[Stored items]
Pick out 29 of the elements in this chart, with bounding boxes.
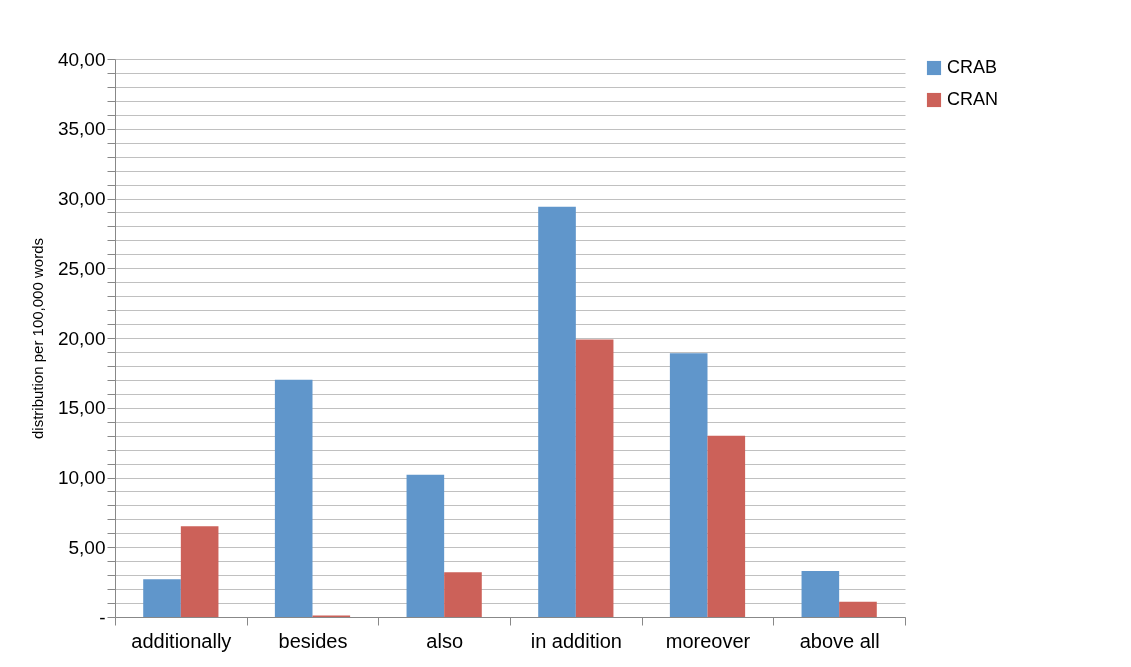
x-tick-label: additionally xyxy=(131,629,232,652)
x-tick-label: in addition xyxy=(530,629,622,652)
bar xyxy=(839,601,877,617)
legend-label: CRAN xyxy=(947,89,999,109)
bar xyxy=(575,339,614,617)
y-tick-label: 10,00 xyxy=(57,467,106,488)
bar xyxy=(669,353,708,617)
legend-label: CRAB xyxy=(947,57,998,77)
y-tick-label: 25,00 xyxy=(57,257,106,279)
x-tick-label: moreover xyxy=(665,629,751,652)
y-tick-label: 35,00 xyxy=(57,118,106,140)
x-tick-label: above all xyxy=(799,629,880,652)
x-tick-label: besides xyxy=(278,629,348,652)
bar xyxy=(180,526,219,617)
y-axis-title: distribution per 100,000 words xyxy=(28,238,46,439)
bar xyxy=(538,206,576,617)
y-tick-label: 5,00 xyxy=(68,536,106,558)
bar xyxy=(143,579,181,617)
y-tick-label: 30,00 xyxy=(57,188,106,209)
bar xyxy=(801,570,840,617)
y-tick-label: - xyxy=(99,606,106,628)
bar xyxy=(274,379,313,617)
bar xyxy=(707,435,746,617)
bar xyxy=(444,572,482,617)
y-tick-label: 20,00 xyxy=(57,327,106,349)
x-tick-label: also xyxy=(426,629,464,652)
y-tick-label: 40,00 xyxy=(57,48,106,70)
y-tick-label: 15,00 xyxy=(57,397,106,419)
bar xyxy=(406,474,445,617)
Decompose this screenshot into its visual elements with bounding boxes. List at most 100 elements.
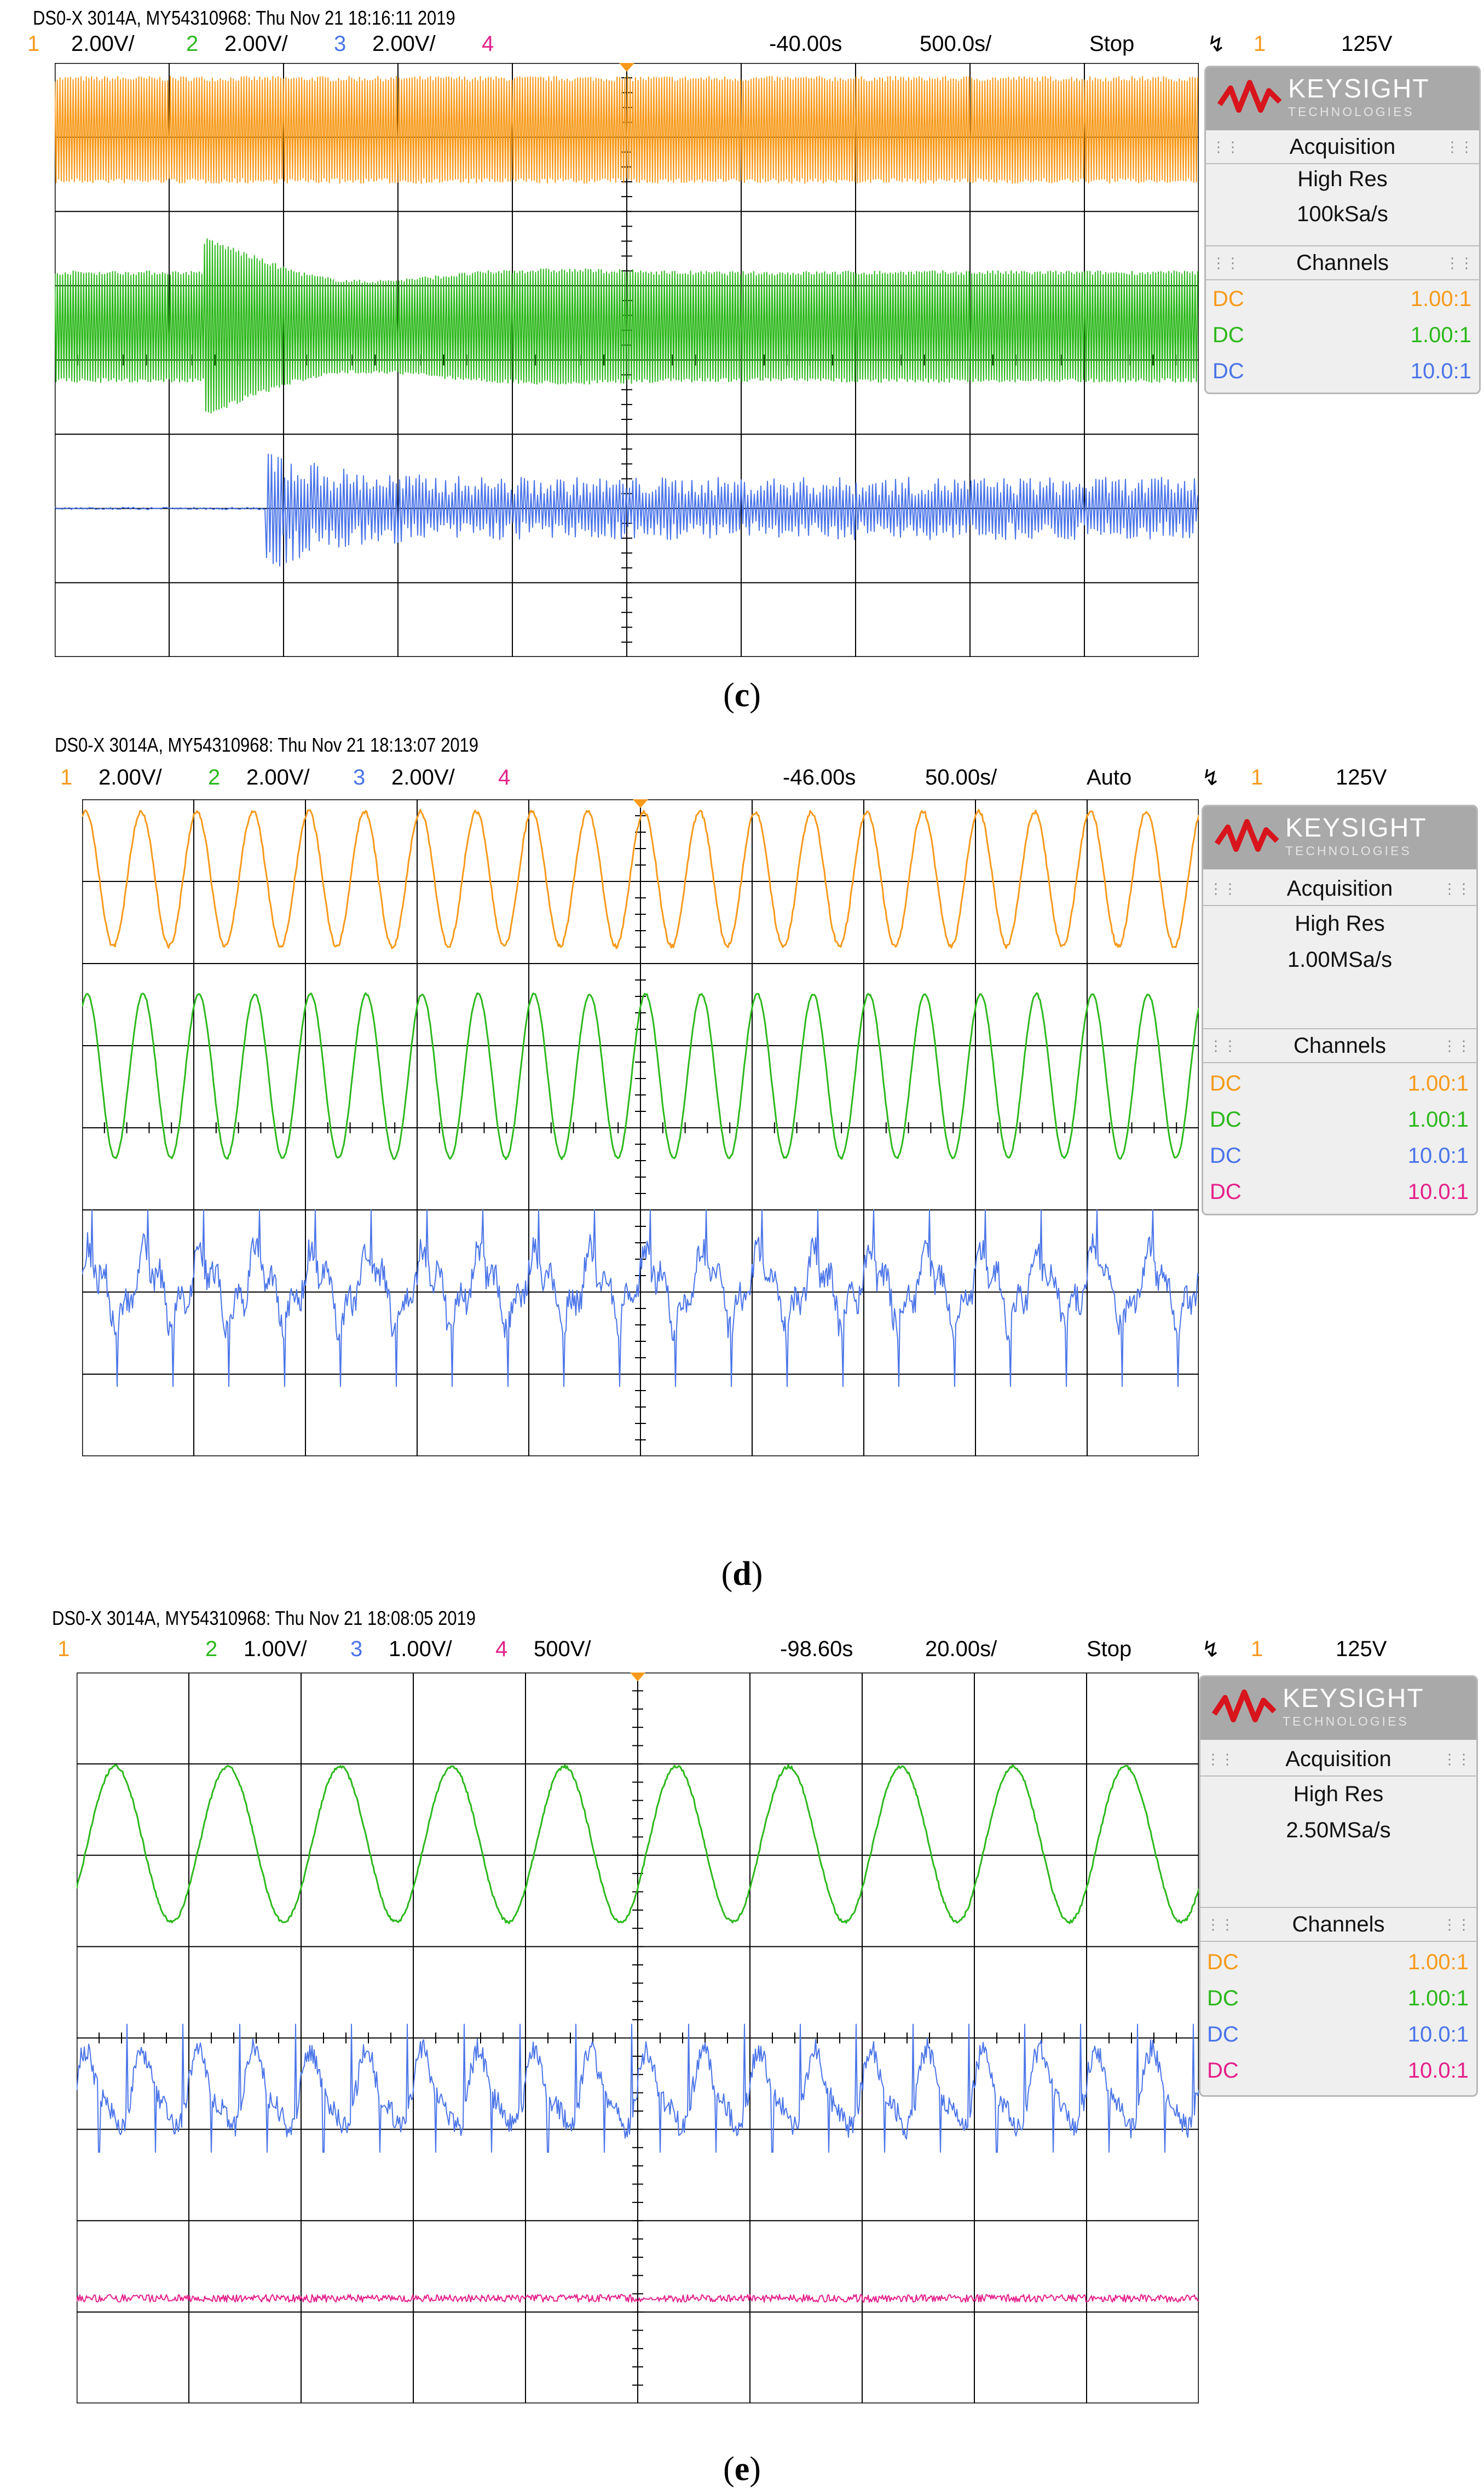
panel-caption: (e) (723, 2450, 761, 2488)
channel-coupling: DC (1207, 1986, 1239, 2010)
status-line: 1 2.00V/ 2 2.00V/ 3 2.00V/ 4 -40.00s 500… (0, 32, 1484, 59)
channel-probe-ratio: 10.0:1 (1407, 1180, 1469, 1204)
channel-row: DC 1.00:1 (1210, 1066, 1469, 1100)
keysight-logo: KEYSIGHT TECHNOLOGIES (1206, 67, 1479, 130)
channel-coupling: DC (1207, 2058, 1239, 2083)
channel-coupling: DC (1212, 323, 1244, 347)
ch2-trace (82, 992, 1199, 1160)
timebase-readout: 500.0s/ (920, 32, 992, 56)
keysight-logo: KEYSIGHT TECHNOLOGIES (1203, 806, 1476, 869)
ch3-number: 3 (350, 1637, 363, 1661)
channel-probe-ratio: 1.00:1 (1407, 1071, 1469, 1095)
ch3-number: 3 (353, 765, 366, 789)
channel-probe-ratio: 1.00:1 (1407, 1986, 1469, 2010)
channel-row: DC 1.00:1 (1212, 318, 1471, 352)
acquisition-mode: High Res (1295, 912, 1385, 936)
ch4-scale: 500V/ (534, 1637, 591, 1661)
waveform-svg: 234 (77, 1673, 1199, 2403)
ch1-number: 1 (27, 32, 40, 56)
scope-panel-d: DS0-X 3014A, MY54310968: Thu Nov 21 18:1… (0, 723, 1484, 1593)
acquisition-header: ⋮⋮ Acquisition ⋮⋮ (1206, 130, 1479, 164)
ch4-trace (77, 2294, 1199, 2303)
trigger-channel: 1 (1251, 765, 1263, 789)
channel-row: DC 10.0:1 (1207, 2017, 1469, 2051)
run-mode: Stop (1089, 32, 1135, 56)
scope-header: DS0-X 3014A, MY54310968: Thu Nov 21 18:1… (33, 7, 455, 29)
ch1-number: 1 (60, 765, 73, 789)
ch3-scale: 2.00V/ (372, 32, 436, 56)
channel-coupling: DC (1210, 1108, 1242, 1132)
ch4-number: 4 (498, 765, 511, 789)
waveform-svg: 123 (55, 63, 1199, 657)
trigger-edge-icon: ↯ (1202, 1637, 1220, 1662)
trigger-level: 125V (1336, 1637, 1387, 1661)
channel-probe-ratio: 10.0:1 (1411, 390, 1471, 393)
waveform-svg: 123 (82, 799, 1199, 1456)
trigger-position-marker (630, 1673, 645, 1681)
keysight-logo: KEYSIGHT TECHNOLOGIES (1200, 1677, 1476, 1740)
waveform-screen: 234 (77, 1673, 1199, 2403)
channel-coupling: DC (1212, 359, 1244, 383)
channels-header: ⋮⋮ Channels ⋮⋮ (1200, 1907, 1476, 1942)
run-mode: Auto (1087, 765, 1132, 789)
ch2-scale: 2.00V/ (224, 32, 288, 56)
channel-probe-ratio: 10.0:1 (1407, 1144, 1469, 1168)
status-line: 1 2.00V/ 2 2.00V/ 3 2.00V/ 4 -46.00s 50.… (0, 765, 1484, 793)
channel-coupling: DC (1212, 390, 1244, 393)
sample-rate: 2.50MSa/s (1286, 1818, 1391, 1842)
channel-row: DC 10.0:1 (1210, 1139, 1469, 1173)
channel-probe-ratio: 10.0:1 (1407, 2058, 1469, 2083)
status-line: 1 2 1.00V/ 3 1.00V/ 4 500V/ -98.60s 20.0… (0, 1637, 1484, 1664)
channels-header: ⋮⋮ Channels ⋮⋮ (1203, 1028, 1476, 1063)
delay-readout: -40.00s (769, 32, 842, 56)
ch1-trace (55, 76, 1198, 184)
channel-probe-ratio: 10.0:1 (1410, 359, 1471, 383)
delay-readout: -46.00s (783, 765, 856, 789)
sample-rate: 1.00MSa/s (1287, 948, 1393, 972)
acquisition-header: ⋮⋮ Acquisition ⋮⋮ (1200, 1743, 1476, 1777)
channel-row: DC 10.0:1 (1212, 390, 1471, 393)
ch1-number: 1 (57, 1637, 70, 1661)
run-mode: Stop (1087, 1637, 1132, 1661)
channel-coupling: DC (1210, 1071, 1242, 1095)
channel-coupling: DC (1210, 1180, 1242, 1204)
trigger-edge-icon: ↯ (1202, 766, 1220, 790)
channel-probe-ratio: 1.00:1 (1410, 287, 1471, 311)
ch2-number: 2 (208, 765, 221, 789)
ch3-number: 3 (334, 32, 347, 56)
keysight-wave-icon (1214, 819, 1279, 852)
channel-row: DC 1.00:1 (1207, 1945, 1469, 1979)
acquisition-header: ⋮⋮ Acquisition ⋮⋮ (1203, 872, 1476, 906)
ch2-trace (77, 1764, 1199, 1924)
channel-coupling: DC (1207, 1950, 1239, 1974)
ch1-trace (82, 809, 1199, 949)
scope-panel-e: DS0-X 3014A, MY54310968: Thu Nov 21 18:0… (0, 1582, 1484, 2491)
channels-header: ⋮⋮ Channels ⋮⋮ (1206, 245, 1479, 280)
ch2-scale: 1.00V/ (244, 1637, 307, 1661)
ch4-number: 4 (482, 32, 494, 56)
acquisition-mode: High Res (1293, 1782, 1384, 1806)
ch3-scale: 1.00V/ (389, 1637, 452, 1661)
trigger-position-marker (633, 799, 648, 808)
channel-row: DC 10.0:1 (1207, 2054, 1469, 2088)
ch1-scale: 2.00V/ (71, 32, 135, 56)
delay-readout: -98.60s (780, 1637, 853, 1661)
channel-coupling: DC (1207, 2022, 1239, 2046)
waveform-screen: 123 (82, 799, 1199, 1456)
channel-probe-ratio: 1.00:1 (1410, 323, 1471, 347)
channel-probe-ratio: 10.0:1 (1407, 2022, 1469, 2046)
trigger-level: 125V (1341, 32, 1393, 56)
trigger-channel: 1 (1251, 1637, 1263, 1661)
sample-rate: 100kSa/s (1297, 202, 1388, 226)
ch2-number: 2 (205, 1637, 218, 1661)
scope-panel-c: DS0-X 3014A, MY54310968: Thu Nov 21 18:1… (0, 0, 1484, 723)
timebase-readout: 50.00s/ (925, 765, 997, 789)
panel-caption: (c) (723, 677, 761, 714)
ch3-trace (82, 1209, 1199, 1387)
channel-probe-ratio: 1.00:1 (1407, 1108, 1469, 1132)
scope-header: DS0-X 3014A, MY54310968: Thu Nov 21 18:1… (55, 734, 478, 756)
trigger-level: 125V (1336, 765, 1387, 789)
info-sidebar: KEYSIGHT TECHNOLOGIES ⋮⋮ Acquisition ⋮⋮ Hi… (1202, 805, 1478, 1215)
waveform-screen: 123 (55, 63, 1199, 657)
info-sidebar: KEYSIGHT TECHNOLOGIES ⋮⋮ Acquisition ⋮⋮ Hi… (1199, 1675, 1478, 2097)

WRITTEN REQUEST:
Repeat the stretch of rows from the line containing "x-tick-label: additionally xyxy=(131,629,232,652)" through the line containing "y-tick-label: 30,00 xyxy=(57,188,106,209)", including both of those lines.

OUTPUT OF THE TASK:
x-tick-label: additionally xyxy=(131,629,232,652)
x-tick-label: in addition xyxy=(530,629,622,652)
bar xyxy=(839,601,877,617)
legend-label: CRAN xyxy=(947,89,999,109)
bar xyxy=(575,339,614,617)
y-tick-label: 10,00 xyxy=(57,467,106,488)
bar xyxy=(669,353,708,617)
legend-label: CRAB xyxy=(947,57,998,77)
y-tick-label: 25,00 xyxy=(57,257,106,279)
x-tick-label: moreover xyxy=(665,629,751,652)
y-tick-label: 35,00 xyxy=(57,118,106,140)
x-tick-label: above all xyxy=(799,629,880,652)
x-tick-label: besides xyxy=(278,629,348,652)
bar xyxy=(180,526,219,617)
y-axis-title: distribution per 100,000 words xyxy=(28,238,46,439)
bar xyxy=(538,206,576,617)
y-tick-label: 5,00 xyxy=(68,536,106,558)
bar xyxy=(143,579,181,617)
y-tick-label: 30,00 xyxy=(57,188,106,209)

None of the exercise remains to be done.